*Supplied passage*
+ + + + + + +

In order to prevent the use of such stale information, systems in the prior art, such as the System 850, include a system for detecting changes in information in the local cache memories of each processor coupled to the main memory, and for identifying to the respective data processors the particular entries in their local cache memory which are stale (or invalid); that is, those entries which correspond to locations in main memory whose contents have been modified by another data processor. With such information, the CPU's of the respective processors, upon requesting an identified invalid cache entry, declare a "cache miss" condition and go directly to main memory to read the requested information.
In the prior art systems, there is, in effect, a table associated with each local cache memory, which table includes a succession of entries (or words) initially corresponding to the tag portions of each entry (or word) in the local cache memory. In addition, there is an LIFO (or FIFO) memory associated with each local cache memory. Each data processor is adapted to transmit a cache change signal (representative of the location in main memory of the change) on the memory bus each time a cache change is made in the local cache memory at that respective data processor. On "write through" cache systems like the Prime System 850, the cache change signal may be the normal write signal. There is a controller associated with each data processor which identifies each cache change signal on the memory bus, and upon such identification, stores a signal representative of the local cache memory location in the LIFO (or FIFO) register associated with the data processor. Thus, a cumulative record of cache changes is made in the respective LIFO (or FIFO) registers.

+ + + + + + +

*Data supplied*

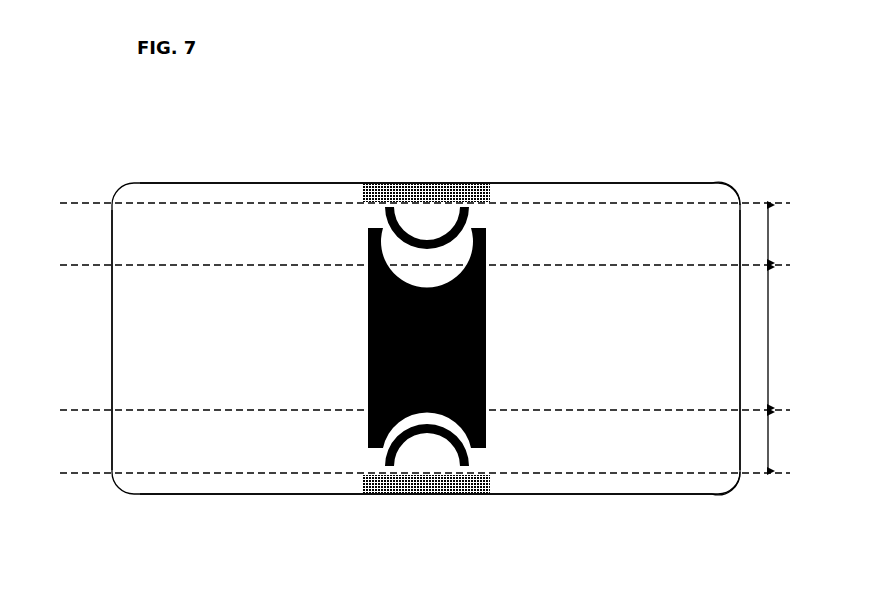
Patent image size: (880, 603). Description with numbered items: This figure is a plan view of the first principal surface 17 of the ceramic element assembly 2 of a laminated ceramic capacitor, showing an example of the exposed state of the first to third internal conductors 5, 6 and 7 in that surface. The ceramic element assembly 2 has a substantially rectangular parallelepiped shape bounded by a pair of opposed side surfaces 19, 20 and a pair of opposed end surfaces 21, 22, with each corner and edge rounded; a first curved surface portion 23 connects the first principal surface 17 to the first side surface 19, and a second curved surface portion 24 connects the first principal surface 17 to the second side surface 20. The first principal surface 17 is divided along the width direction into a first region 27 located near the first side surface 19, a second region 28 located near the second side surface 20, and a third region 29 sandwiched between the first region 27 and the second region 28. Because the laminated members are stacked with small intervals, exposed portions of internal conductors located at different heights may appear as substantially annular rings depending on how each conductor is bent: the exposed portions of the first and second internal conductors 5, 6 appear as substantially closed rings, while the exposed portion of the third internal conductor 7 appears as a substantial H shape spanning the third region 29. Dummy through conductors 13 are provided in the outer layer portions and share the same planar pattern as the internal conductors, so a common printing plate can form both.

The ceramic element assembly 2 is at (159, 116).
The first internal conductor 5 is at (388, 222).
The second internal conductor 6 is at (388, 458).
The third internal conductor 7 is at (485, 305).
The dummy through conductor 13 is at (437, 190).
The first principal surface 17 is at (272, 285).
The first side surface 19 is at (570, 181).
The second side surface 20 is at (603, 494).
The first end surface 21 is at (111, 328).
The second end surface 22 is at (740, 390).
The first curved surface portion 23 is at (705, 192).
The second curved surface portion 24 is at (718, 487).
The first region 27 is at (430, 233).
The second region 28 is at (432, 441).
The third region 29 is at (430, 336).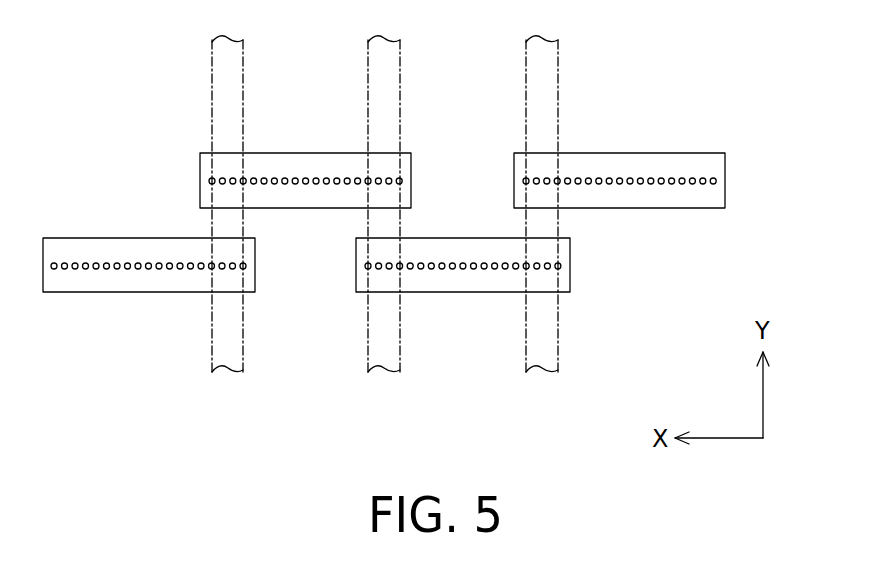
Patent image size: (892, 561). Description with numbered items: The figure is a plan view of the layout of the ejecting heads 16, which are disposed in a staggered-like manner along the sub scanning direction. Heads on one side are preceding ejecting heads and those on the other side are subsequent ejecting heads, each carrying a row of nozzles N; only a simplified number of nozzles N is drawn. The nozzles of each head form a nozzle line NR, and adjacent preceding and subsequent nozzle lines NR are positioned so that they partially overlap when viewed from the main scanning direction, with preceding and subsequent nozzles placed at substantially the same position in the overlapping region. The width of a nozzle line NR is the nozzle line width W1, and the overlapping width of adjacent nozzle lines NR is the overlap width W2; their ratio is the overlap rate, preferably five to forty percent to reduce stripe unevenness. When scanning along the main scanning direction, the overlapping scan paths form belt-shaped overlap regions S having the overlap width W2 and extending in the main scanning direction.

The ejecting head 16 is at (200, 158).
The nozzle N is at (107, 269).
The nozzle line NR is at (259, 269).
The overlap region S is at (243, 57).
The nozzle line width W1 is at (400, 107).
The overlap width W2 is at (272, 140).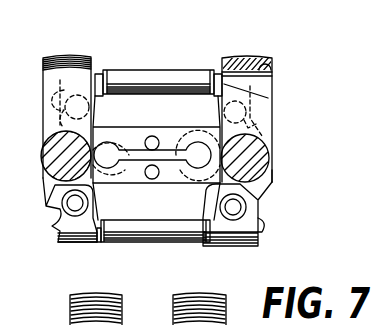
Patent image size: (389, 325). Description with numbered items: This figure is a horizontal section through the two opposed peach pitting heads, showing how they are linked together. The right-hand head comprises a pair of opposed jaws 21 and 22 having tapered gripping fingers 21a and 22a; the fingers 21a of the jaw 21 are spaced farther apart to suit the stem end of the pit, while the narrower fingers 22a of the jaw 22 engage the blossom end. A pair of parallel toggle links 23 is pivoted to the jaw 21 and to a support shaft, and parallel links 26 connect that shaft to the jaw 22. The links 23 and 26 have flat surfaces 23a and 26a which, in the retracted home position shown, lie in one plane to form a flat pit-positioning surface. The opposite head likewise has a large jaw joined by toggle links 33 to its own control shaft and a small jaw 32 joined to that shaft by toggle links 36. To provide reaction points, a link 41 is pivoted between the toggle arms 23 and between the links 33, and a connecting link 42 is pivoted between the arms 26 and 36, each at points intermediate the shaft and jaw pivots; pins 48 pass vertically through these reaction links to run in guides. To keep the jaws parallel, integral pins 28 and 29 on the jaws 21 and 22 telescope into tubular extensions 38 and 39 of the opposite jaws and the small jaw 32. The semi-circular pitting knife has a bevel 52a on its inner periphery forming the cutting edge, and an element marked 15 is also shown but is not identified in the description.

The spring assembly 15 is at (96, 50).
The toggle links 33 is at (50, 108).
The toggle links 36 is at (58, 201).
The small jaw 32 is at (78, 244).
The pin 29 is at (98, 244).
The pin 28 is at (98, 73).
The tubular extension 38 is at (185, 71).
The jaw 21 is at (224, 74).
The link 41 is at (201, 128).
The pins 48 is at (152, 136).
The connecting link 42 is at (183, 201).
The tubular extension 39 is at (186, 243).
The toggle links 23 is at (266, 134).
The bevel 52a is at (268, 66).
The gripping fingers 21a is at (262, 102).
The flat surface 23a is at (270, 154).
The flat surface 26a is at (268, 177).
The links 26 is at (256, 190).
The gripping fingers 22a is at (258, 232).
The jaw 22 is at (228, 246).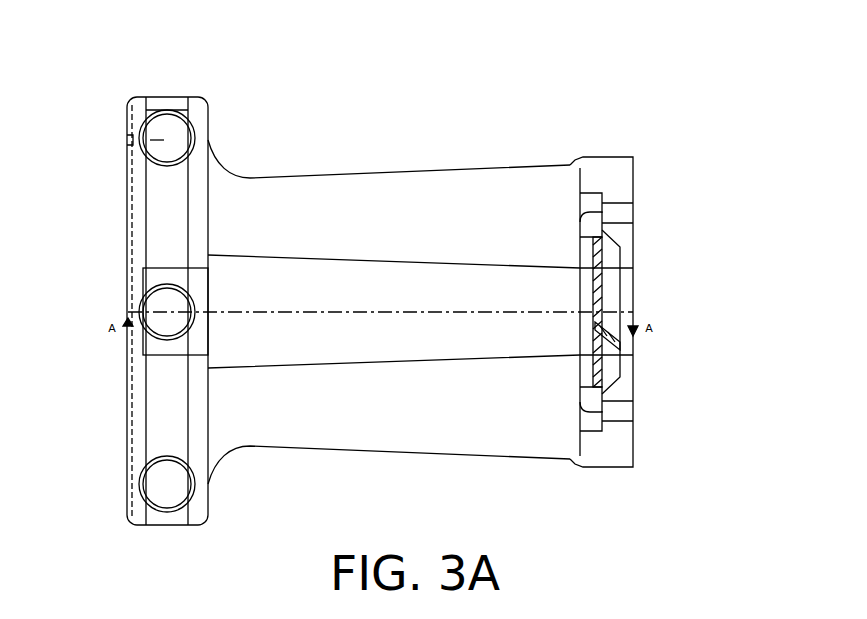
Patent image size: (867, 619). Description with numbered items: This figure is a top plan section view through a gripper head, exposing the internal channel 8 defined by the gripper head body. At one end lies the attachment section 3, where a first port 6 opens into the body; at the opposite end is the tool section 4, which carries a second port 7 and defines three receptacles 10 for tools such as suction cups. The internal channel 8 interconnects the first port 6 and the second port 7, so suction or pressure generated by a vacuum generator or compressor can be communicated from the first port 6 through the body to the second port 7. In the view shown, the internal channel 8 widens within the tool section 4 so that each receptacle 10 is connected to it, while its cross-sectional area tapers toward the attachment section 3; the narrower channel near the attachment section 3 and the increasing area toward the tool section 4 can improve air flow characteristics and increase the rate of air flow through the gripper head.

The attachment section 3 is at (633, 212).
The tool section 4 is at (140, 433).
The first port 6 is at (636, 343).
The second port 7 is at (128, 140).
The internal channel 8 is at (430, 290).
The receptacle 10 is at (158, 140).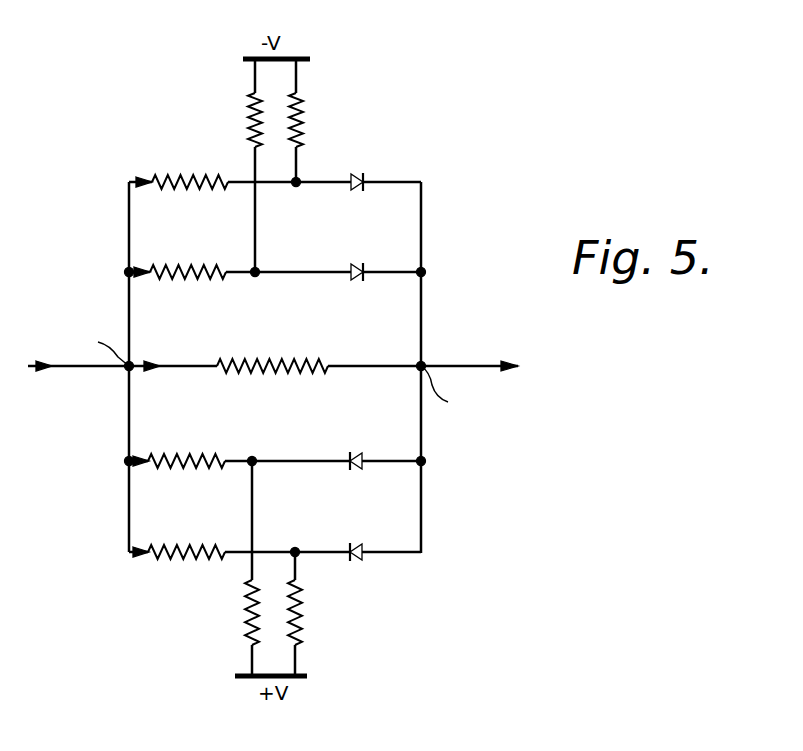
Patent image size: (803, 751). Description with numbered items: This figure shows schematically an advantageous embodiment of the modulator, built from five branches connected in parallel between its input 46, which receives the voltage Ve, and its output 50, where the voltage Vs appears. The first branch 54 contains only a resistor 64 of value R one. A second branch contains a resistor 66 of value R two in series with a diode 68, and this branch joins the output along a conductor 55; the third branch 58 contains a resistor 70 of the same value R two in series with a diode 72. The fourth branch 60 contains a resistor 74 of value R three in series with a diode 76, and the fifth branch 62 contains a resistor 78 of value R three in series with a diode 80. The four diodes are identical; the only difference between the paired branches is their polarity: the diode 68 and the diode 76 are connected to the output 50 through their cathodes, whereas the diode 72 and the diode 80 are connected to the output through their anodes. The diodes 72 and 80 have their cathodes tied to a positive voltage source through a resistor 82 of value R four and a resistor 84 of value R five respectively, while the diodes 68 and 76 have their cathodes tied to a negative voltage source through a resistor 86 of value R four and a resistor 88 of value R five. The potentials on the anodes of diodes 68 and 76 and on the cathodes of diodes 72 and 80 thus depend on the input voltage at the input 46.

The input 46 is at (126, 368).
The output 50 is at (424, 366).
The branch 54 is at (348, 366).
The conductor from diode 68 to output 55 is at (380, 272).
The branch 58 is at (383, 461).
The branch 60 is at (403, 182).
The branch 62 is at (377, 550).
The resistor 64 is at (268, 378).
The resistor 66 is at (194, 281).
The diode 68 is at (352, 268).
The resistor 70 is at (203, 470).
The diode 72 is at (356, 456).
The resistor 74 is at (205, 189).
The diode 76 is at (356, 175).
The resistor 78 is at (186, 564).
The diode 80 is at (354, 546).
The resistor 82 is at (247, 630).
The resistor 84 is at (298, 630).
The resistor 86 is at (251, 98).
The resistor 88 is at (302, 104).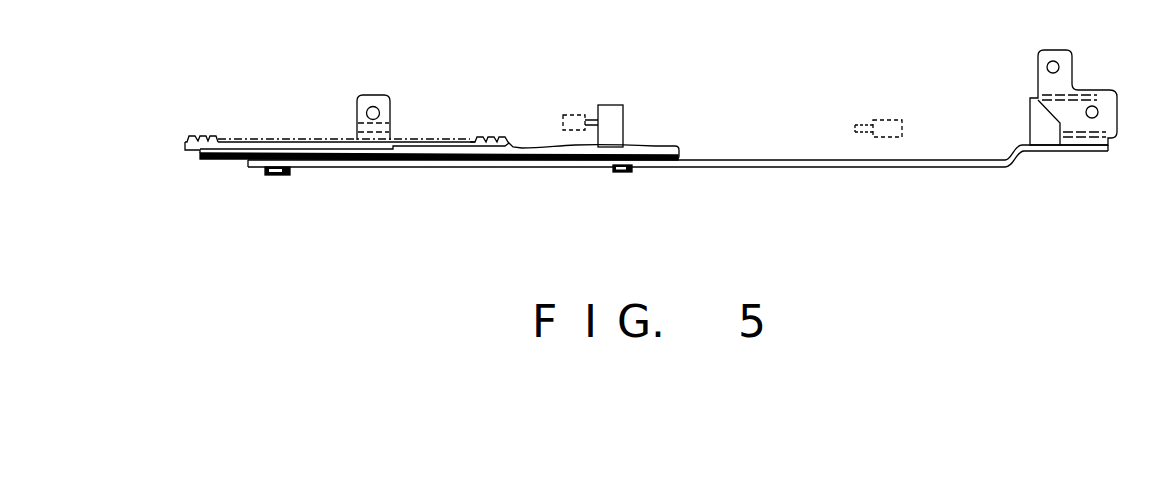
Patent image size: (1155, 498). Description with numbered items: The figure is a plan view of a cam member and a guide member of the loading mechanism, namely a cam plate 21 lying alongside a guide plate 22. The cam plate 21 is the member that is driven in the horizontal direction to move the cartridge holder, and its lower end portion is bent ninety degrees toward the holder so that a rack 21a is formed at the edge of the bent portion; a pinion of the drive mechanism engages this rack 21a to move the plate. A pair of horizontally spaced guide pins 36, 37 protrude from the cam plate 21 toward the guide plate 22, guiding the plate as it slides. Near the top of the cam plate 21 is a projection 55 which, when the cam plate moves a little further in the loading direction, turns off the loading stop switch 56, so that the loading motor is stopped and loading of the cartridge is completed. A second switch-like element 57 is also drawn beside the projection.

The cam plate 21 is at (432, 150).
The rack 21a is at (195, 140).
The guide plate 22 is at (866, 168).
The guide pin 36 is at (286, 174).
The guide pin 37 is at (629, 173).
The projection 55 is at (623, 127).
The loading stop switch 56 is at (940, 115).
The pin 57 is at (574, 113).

+ + + + + + +

*Exercises to complete*
1. In the passage on stale cache entries, what condition does a CPU declare when it requests an identified invalid cache entry?
2. Print everything in the passage on stale cache entries from "In order to" down to "the requested information.".

*Answers for the tasks*
1. It declares a "cache miss" condition.

2.
In order to prevent the use of such stale information, systems in the prior art, such as the System 850, include a system for detecting changes in information in the local cache memories of each processor coupled to the main memory, and for identifying to the respective data processors the particular entries in their local cache memory which are stale (or invalid); that is, those entries which correspond to locations in main memory whose contents have been modified by another data processor. With such information, the CPU's of the respective processors, upon requesting an identified invalid cache entry, declare a "cache miss" condition and go directly to main memory to read the requested information.